**Exercise aim**
Write out each line from the data below that includes the word "budget".

**Data lines**
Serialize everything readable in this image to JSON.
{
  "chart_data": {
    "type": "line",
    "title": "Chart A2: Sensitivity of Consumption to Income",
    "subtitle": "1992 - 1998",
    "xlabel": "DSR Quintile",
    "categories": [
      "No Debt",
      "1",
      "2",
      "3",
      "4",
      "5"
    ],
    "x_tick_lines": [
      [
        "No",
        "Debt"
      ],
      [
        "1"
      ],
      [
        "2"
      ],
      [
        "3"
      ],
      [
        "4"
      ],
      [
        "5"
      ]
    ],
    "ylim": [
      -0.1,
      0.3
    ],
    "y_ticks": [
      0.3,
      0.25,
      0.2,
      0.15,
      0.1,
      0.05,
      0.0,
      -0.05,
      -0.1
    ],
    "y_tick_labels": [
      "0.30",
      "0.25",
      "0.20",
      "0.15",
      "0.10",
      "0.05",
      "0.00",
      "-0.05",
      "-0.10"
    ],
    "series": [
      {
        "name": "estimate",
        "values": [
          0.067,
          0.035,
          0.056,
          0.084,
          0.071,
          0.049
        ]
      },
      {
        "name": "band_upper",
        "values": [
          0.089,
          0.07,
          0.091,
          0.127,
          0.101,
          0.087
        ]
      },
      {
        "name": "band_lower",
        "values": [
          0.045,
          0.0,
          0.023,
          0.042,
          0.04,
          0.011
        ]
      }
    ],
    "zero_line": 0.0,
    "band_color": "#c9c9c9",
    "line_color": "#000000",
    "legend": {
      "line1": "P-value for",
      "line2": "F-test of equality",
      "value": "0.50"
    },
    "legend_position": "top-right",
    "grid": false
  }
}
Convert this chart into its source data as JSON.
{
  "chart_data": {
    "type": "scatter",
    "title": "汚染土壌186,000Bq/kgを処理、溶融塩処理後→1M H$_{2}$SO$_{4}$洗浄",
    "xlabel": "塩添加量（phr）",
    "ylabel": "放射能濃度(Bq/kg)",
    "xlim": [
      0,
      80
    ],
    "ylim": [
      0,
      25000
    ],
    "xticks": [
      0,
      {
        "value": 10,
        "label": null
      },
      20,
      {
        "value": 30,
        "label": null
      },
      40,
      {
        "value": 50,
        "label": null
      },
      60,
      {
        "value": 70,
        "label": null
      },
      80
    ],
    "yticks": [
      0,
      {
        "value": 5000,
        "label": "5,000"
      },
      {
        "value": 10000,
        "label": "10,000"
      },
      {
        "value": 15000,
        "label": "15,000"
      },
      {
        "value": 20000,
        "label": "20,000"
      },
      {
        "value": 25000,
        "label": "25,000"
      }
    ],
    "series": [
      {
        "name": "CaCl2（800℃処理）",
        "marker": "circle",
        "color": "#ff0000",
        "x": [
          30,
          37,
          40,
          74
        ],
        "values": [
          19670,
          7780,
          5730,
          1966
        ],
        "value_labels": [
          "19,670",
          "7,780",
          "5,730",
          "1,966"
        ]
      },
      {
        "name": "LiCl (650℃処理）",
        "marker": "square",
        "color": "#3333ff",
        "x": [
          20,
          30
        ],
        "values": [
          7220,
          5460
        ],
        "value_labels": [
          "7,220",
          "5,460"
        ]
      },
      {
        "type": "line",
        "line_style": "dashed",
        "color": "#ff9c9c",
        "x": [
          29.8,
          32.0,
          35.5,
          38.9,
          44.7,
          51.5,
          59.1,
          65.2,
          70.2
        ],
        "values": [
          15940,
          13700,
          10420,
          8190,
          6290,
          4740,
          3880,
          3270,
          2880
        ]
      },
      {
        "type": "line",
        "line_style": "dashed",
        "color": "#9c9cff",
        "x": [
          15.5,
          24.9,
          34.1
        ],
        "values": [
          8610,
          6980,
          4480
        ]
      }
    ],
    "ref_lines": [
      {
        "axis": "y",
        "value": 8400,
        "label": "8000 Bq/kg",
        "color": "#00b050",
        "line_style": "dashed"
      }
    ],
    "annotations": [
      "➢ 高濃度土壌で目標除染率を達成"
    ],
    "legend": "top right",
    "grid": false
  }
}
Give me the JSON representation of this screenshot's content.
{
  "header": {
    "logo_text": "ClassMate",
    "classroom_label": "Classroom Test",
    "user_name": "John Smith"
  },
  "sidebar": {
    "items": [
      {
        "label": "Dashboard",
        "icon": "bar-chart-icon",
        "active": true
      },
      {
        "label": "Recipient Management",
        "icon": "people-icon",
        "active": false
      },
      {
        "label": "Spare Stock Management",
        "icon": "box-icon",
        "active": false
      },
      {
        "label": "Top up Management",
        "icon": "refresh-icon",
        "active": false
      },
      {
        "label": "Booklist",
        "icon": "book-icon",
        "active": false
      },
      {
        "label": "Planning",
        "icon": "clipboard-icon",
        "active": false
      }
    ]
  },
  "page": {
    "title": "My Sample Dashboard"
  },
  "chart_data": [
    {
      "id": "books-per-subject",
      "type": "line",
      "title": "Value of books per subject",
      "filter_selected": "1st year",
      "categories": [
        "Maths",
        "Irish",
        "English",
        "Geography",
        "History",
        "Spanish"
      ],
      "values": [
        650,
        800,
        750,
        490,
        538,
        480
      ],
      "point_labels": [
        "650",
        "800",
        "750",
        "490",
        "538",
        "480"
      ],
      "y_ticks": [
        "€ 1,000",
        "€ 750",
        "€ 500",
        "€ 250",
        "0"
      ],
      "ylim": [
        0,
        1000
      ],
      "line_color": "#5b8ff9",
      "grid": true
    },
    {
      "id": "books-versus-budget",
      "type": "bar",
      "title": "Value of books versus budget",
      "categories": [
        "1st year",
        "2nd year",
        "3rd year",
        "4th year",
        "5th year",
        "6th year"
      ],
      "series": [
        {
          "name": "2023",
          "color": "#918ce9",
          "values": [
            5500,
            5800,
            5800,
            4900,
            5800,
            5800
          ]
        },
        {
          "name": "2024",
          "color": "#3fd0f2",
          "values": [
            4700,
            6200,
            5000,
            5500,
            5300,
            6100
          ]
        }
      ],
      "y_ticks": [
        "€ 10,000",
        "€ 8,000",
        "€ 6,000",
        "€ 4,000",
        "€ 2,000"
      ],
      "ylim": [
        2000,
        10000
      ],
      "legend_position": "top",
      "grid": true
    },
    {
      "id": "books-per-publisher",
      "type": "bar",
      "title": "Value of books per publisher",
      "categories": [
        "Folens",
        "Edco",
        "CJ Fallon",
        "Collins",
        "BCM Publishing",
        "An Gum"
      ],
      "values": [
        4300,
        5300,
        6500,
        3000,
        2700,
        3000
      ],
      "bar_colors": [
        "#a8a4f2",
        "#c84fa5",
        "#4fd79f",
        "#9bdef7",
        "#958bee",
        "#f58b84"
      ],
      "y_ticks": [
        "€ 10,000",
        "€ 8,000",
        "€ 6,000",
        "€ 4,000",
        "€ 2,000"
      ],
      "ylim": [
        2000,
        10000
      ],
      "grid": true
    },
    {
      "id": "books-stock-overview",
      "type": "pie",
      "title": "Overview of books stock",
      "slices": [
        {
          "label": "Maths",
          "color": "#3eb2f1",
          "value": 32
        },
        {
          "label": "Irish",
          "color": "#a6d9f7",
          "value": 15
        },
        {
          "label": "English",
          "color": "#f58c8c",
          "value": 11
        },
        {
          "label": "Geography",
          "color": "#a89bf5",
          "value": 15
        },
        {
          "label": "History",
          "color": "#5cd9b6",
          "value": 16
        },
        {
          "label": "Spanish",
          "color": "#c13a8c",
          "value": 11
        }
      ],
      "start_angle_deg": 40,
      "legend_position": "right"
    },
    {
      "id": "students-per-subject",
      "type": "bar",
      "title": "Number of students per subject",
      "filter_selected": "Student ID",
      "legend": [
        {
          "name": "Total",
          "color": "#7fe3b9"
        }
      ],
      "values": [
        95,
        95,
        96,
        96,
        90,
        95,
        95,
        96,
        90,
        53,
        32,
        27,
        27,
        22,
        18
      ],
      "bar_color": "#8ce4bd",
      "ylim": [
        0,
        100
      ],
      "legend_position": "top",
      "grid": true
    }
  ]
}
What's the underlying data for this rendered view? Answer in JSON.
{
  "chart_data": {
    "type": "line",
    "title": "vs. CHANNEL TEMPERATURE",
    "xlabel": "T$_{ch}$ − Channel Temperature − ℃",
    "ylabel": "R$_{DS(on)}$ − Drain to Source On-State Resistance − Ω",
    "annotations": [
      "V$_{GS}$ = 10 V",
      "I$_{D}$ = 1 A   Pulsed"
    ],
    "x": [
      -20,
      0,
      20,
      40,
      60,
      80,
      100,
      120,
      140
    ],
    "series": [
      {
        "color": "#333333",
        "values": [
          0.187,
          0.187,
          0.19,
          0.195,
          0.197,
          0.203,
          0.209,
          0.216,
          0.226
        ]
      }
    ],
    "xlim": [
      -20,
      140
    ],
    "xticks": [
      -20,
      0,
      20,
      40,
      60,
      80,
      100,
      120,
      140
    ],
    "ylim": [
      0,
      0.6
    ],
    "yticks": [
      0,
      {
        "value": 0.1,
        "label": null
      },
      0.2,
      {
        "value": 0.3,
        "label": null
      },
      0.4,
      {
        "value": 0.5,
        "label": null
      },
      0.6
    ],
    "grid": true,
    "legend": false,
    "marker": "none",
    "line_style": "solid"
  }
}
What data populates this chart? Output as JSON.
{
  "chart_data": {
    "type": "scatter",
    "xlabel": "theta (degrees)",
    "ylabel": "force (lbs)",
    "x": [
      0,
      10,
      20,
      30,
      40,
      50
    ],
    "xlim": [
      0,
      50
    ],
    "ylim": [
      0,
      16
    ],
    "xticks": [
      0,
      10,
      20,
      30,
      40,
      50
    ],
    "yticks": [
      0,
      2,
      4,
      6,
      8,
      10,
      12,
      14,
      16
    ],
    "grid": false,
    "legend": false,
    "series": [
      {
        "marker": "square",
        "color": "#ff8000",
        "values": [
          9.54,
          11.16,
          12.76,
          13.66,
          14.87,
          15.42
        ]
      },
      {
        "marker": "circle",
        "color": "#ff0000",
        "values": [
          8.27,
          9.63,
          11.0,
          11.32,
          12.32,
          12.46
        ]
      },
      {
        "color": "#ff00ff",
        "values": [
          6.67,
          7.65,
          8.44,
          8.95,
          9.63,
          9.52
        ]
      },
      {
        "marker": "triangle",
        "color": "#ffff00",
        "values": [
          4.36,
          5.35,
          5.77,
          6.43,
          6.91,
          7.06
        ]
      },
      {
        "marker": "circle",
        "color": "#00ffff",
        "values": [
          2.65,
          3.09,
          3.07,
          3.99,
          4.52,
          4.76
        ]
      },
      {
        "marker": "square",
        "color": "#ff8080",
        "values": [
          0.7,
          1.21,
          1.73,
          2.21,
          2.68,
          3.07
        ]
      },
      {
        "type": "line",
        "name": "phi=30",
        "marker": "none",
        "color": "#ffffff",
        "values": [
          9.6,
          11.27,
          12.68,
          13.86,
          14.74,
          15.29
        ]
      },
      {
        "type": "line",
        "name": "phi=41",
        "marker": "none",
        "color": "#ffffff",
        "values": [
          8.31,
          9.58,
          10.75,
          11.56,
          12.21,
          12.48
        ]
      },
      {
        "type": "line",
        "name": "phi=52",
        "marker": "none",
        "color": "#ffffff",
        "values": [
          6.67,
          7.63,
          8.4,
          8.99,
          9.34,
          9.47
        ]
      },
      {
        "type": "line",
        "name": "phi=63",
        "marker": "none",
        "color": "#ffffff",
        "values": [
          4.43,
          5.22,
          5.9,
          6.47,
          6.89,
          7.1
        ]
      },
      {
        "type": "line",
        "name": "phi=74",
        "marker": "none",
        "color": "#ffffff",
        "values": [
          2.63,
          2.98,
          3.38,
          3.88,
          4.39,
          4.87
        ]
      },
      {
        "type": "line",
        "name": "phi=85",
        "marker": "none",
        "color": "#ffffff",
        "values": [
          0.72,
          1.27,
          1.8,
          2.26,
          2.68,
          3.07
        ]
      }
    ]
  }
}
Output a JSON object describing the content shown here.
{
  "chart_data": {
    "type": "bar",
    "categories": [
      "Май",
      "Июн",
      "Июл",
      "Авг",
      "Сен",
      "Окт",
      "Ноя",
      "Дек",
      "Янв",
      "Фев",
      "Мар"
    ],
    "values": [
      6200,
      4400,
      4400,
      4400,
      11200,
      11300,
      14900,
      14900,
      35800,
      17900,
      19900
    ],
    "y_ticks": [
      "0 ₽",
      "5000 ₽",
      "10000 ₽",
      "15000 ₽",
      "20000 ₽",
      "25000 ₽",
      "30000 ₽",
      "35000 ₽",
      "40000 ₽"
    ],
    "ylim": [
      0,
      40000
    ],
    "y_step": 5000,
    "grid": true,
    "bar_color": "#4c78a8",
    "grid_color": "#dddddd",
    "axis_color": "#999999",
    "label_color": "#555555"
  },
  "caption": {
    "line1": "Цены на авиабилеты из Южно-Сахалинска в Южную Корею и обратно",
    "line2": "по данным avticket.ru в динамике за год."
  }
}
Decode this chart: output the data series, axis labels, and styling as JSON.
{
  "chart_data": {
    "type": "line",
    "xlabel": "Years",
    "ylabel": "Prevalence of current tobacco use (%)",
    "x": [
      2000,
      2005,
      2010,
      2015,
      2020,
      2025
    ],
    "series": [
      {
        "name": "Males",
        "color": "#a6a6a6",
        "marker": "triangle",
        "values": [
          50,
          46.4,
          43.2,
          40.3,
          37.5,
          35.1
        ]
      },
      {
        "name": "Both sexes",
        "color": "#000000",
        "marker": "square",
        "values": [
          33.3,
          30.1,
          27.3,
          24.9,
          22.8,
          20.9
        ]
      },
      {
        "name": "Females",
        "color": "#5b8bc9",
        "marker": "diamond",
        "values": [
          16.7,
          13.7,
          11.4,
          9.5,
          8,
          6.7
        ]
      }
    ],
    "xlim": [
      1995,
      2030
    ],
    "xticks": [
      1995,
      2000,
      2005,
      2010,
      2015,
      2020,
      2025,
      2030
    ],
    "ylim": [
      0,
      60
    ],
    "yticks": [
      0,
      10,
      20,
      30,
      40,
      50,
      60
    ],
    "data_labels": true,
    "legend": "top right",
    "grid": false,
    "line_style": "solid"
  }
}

**Result of this task**
      "id": "books-versus-budget",
      "title": "Value of books versus budget",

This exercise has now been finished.